_JOB_
Copy out each line of the material below that holds the string "Asia".
>> BEGIN SUPPLIED DATA
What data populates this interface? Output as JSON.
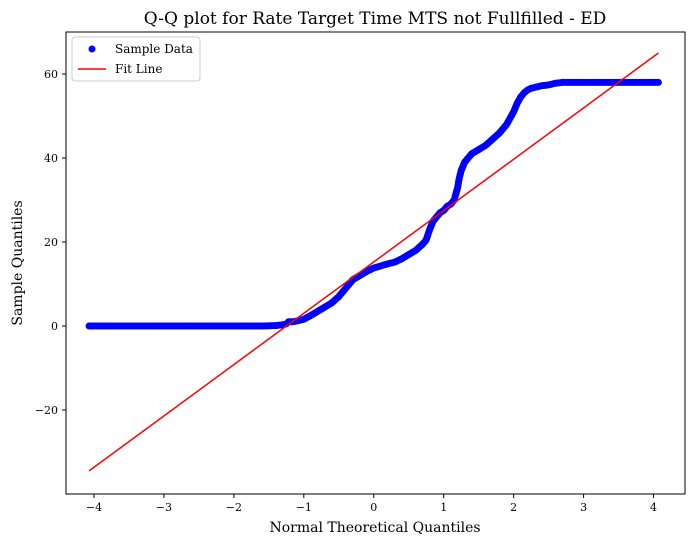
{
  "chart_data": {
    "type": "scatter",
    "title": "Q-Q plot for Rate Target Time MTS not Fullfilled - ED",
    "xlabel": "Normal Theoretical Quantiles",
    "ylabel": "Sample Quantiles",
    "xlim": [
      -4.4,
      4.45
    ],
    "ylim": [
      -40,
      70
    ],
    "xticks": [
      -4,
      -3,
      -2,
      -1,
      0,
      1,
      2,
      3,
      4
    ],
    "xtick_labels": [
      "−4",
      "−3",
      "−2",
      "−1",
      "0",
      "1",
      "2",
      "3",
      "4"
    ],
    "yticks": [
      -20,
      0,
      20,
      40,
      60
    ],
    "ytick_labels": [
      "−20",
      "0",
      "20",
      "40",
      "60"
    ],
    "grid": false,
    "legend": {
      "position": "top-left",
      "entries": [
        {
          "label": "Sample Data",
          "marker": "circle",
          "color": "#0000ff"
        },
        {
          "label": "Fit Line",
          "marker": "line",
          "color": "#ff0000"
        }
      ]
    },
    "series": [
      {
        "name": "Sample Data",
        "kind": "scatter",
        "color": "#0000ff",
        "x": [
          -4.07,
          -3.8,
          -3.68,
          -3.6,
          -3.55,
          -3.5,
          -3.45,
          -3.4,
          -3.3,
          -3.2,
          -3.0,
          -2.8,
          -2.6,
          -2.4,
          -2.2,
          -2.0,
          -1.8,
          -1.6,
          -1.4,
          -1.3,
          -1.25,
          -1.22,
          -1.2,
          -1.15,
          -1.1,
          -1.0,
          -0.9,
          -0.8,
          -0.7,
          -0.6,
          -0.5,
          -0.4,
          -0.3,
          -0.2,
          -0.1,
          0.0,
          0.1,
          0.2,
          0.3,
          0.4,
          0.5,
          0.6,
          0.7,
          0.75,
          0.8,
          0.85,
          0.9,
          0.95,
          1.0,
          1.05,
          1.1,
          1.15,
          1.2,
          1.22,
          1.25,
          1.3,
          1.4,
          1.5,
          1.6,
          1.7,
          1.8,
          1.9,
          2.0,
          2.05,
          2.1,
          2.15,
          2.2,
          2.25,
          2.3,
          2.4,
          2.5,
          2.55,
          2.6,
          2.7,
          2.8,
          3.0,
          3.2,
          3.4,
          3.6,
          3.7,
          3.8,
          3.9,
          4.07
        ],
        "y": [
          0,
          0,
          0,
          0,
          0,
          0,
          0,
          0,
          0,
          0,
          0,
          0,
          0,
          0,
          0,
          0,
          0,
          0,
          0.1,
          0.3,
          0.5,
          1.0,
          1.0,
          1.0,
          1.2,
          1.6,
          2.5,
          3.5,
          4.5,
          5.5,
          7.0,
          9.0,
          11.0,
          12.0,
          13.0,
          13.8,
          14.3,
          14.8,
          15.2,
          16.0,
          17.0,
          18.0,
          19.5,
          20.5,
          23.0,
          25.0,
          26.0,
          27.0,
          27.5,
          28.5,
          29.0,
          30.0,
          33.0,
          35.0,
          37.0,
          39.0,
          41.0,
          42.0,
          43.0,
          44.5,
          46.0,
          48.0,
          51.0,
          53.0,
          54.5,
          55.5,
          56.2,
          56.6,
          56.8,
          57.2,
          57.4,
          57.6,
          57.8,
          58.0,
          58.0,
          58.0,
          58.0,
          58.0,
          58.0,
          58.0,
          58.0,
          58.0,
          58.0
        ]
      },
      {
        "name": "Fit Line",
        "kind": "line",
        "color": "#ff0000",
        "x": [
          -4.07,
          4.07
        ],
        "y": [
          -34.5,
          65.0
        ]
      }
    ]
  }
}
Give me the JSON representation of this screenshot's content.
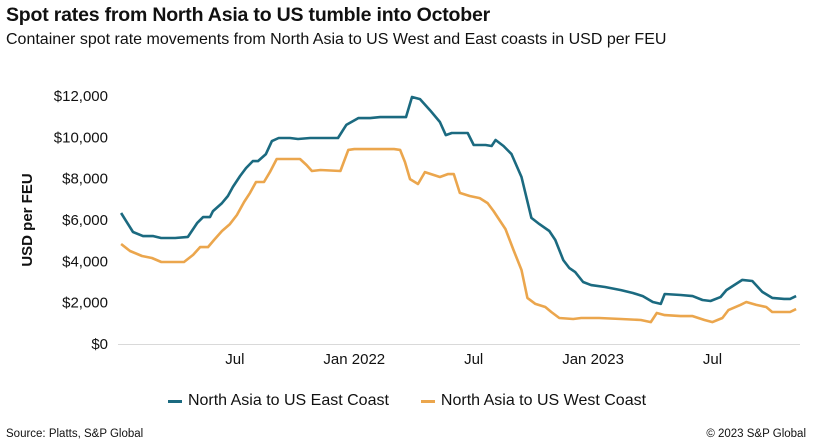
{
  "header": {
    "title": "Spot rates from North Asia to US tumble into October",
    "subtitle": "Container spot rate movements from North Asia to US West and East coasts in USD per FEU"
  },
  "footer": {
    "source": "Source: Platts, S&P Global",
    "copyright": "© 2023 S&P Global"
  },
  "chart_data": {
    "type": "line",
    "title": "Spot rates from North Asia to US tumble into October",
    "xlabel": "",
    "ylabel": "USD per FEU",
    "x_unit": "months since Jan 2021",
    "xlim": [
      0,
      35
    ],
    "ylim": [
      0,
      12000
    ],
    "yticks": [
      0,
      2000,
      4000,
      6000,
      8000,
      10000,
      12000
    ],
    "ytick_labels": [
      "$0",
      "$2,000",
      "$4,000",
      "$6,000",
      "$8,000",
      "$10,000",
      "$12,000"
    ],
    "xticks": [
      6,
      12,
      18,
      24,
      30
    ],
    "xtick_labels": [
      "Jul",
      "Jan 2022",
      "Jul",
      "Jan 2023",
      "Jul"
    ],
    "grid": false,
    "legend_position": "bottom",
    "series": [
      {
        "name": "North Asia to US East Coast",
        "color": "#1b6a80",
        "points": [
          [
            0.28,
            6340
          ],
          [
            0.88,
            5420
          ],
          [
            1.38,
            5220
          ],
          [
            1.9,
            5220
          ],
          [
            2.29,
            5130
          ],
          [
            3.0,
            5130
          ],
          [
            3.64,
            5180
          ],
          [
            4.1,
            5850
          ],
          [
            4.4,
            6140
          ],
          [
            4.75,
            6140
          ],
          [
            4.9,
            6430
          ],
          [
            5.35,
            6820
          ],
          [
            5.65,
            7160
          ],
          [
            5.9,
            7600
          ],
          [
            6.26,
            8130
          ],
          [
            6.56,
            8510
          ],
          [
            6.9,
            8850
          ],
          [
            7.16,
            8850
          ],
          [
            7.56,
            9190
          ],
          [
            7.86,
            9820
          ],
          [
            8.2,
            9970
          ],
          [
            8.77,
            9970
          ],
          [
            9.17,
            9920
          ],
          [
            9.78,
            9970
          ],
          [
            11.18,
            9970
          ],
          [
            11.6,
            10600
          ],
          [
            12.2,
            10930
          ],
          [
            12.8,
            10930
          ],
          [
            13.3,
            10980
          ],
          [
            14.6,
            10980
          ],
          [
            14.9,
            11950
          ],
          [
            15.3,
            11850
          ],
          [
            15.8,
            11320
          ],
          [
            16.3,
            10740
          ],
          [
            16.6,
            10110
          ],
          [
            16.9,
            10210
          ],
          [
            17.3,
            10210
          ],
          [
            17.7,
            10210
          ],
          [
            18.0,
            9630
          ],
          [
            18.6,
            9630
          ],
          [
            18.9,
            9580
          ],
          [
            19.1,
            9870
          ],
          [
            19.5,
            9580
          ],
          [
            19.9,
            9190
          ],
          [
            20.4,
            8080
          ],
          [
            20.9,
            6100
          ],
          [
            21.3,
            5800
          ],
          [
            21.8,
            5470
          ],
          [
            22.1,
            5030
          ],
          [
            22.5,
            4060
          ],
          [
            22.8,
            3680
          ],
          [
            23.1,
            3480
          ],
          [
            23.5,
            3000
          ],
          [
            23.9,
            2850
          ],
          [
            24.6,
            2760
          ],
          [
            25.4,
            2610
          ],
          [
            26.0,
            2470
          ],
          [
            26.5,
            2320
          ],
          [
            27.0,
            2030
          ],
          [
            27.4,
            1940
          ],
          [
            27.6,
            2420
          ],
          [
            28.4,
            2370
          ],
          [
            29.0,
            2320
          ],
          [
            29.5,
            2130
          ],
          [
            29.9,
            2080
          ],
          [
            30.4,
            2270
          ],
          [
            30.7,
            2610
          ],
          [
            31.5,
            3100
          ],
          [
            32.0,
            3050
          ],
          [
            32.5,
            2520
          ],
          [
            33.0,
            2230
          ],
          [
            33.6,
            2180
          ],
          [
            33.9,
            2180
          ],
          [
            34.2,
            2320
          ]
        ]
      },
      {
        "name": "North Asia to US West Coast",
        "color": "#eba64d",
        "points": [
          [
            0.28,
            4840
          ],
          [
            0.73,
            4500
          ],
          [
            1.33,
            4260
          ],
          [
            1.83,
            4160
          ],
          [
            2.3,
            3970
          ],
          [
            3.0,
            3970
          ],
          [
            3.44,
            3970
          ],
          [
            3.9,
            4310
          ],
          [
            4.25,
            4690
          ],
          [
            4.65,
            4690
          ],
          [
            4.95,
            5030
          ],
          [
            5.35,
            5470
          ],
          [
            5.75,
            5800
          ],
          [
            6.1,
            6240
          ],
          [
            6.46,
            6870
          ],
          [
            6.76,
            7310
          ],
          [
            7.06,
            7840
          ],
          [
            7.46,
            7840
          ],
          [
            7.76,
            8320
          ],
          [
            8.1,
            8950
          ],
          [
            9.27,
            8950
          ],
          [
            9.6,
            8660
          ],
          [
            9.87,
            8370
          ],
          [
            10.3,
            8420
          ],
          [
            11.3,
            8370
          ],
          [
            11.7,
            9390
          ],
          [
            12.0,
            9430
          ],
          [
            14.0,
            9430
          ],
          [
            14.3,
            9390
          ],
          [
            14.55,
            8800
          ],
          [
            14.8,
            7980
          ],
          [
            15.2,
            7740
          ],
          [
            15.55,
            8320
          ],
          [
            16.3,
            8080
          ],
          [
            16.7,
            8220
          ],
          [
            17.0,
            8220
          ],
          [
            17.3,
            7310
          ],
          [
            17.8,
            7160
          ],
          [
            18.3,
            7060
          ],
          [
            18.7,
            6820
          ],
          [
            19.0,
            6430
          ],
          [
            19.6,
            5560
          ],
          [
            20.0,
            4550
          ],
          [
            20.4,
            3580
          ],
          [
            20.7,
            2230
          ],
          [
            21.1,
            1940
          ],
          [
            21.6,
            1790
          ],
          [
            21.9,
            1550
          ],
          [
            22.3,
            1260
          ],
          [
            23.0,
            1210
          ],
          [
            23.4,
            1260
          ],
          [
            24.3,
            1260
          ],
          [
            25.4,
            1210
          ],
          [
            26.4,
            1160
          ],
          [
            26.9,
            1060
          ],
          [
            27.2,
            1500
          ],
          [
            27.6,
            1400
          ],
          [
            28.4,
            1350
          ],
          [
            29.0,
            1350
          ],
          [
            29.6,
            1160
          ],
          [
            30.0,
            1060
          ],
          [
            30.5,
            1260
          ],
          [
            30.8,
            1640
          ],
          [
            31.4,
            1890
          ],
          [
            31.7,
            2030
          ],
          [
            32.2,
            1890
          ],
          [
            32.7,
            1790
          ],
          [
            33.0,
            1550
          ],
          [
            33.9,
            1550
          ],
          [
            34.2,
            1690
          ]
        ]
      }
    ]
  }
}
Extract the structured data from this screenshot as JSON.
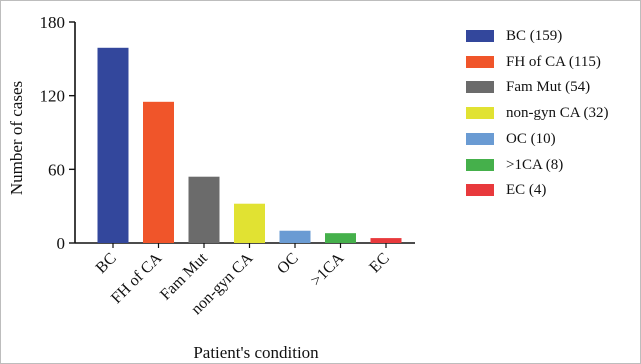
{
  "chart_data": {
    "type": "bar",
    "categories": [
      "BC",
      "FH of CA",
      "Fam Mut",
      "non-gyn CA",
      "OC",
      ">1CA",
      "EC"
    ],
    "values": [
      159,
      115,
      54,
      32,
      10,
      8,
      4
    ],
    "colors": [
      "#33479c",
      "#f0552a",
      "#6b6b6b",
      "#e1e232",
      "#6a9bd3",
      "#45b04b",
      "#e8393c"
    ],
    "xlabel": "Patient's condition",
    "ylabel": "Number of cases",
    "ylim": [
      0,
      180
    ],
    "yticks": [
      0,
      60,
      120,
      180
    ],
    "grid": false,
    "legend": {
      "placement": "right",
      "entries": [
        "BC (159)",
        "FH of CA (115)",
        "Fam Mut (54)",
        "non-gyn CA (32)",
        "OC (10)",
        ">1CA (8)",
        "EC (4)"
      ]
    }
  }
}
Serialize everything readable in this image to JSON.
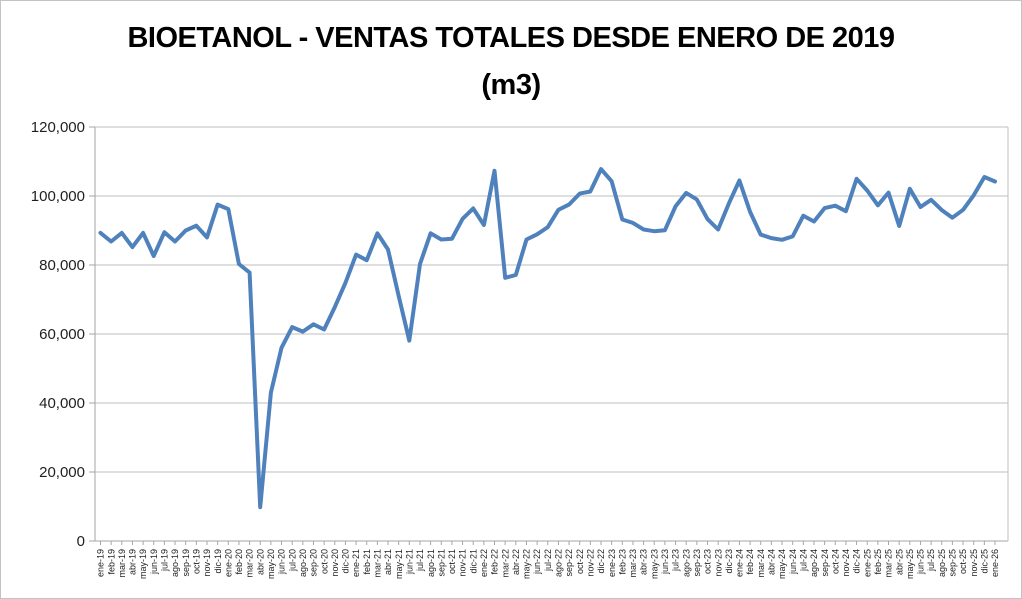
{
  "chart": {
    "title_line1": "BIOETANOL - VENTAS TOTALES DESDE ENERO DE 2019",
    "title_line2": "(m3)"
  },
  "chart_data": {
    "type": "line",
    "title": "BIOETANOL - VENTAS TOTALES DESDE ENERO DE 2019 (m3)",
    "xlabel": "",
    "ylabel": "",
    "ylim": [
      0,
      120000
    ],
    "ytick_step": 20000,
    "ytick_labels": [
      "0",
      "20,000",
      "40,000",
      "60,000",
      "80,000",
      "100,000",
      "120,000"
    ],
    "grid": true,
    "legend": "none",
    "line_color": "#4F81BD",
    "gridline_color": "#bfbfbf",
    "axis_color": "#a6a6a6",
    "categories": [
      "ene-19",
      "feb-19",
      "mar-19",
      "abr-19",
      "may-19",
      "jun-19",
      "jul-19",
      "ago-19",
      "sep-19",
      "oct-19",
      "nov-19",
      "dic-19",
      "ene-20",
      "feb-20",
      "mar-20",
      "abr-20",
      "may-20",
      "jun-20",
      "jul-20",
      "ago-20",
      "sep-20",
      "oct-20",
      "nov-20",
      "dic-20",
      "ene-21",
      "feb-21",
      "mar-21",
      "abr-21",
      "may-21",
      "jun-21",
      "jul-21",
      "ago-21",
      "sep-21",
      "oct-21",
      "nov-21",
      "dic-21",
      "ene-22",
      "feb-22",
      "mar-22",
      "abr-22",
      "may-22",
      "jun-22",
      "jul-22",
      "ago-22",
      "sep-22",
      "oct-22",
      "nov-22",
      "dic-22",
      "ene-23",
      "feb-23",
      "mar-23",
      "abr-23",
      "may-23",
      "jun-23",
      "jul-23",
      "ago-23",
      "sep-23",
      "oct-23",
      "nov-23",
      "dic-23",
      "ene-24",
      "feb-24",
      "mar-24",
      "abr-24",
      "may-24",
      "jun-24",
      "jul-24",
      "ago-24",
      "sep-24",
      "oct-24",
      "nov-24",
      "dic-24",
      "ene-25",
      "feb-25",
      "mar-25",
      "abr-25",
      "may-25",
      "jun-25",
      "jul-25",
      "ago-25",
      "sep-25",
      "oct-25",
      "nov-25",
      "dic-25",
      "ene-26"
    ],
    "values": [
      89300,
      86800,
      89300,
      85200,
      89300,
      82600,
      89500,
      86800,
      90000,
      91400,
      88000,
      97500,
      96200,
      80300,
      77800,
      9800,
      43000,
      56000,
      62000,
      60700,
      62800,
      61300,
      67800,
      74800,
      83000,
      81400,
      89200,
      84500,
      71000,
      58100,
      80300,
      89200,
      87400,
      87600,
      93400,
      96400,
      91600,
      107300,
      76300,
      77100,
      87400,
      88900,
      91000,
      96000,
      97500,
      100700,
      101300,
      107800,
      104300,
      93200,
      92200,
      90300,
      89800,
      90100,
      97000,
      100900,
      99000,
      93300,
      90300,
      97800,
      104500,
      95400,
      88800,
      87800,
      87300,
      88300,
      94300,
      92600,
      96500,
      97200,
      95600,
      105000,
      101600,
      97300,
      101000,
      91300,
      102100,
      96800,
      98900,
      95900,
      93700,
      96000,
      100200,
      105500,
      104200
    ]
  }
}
>> END SUPPLIED DATA
_WRITTEN REPLY_
    "title": "Spot rates from North Asia to US tumble into October",
    "subtitle": "Container spot rate movements from North Asia to US West and East coasts in USD per FEU"
    "title": "Spot rates from North Asia to US tumble into October",
        "name": "North Asia to US East Coast",
        "name": "North Asia to US West Coast",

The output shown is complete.